| Supplied entries |
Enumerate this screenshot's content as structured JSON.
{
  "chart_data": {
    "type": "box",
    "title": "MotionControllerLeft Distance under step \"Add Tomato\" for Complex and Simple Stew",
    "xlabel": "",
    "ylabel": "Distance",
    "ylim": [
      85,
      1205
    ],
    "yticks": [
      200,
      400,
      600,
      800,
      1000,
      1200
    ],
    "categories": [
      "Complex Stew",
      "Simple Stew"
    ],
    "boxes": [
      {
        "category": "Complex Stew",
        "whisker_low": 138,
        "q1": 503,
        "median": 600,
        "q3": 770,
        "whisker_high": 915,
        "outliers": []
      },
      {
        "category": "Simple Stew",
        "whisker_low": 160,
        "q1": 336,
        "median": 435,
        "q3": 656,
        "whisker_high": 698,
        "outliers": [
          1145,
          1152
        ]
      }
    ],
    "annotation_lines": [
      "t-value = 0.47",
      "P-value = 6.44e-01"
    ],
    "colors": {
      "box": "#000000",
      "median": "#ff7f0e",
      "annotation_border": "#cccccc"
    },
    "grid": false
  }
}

| What you are asked to do |
Print every entry exactly as it appears.

| Exercise solution |
Enumerate this screenshot's content as structured JSON.
{
  "chart_data": {
    "type": "box",
    "title": "MotionControllerLeft Distance under step \"Add Tomato\" for Complex and Simple Stew",
    "xlabel": "",
    "ylabel": "Distance",
    "ylim": [
      85,
      1205
    ],
    "yticks": [
      200,
      400,
      600,
      800,
      1000,
      1200
    ],
    "categories": [
      "Complex Stew",
      "Simple Stew"
    ],
    "boxes": [
      {
        "category": "Complex Stew",
        "whisker_low": 138,
        "q1": 503,
        "median": 600,
        "q3": 770,
        "whisker_high": 915,
        "outliers": []
      },
      {
        "category": "Simple Stew",
        "whisker_low": 160,
        "q1": 336,
        "median": 435,
        "q3": 656,
        "whisker_high": 698,
        "outliers": [
          1145,
          1152
        ]
      }
    ],
    "annotation_lines": [
      "t-value = 0.47",
      "P-value = 6.44e-01"
    ],
    "colors": {
      "box": "#000000",
      "median": "#ff7f0e",
      "annotation_border": "#cccccc"
    },
    "grid": false
  }
}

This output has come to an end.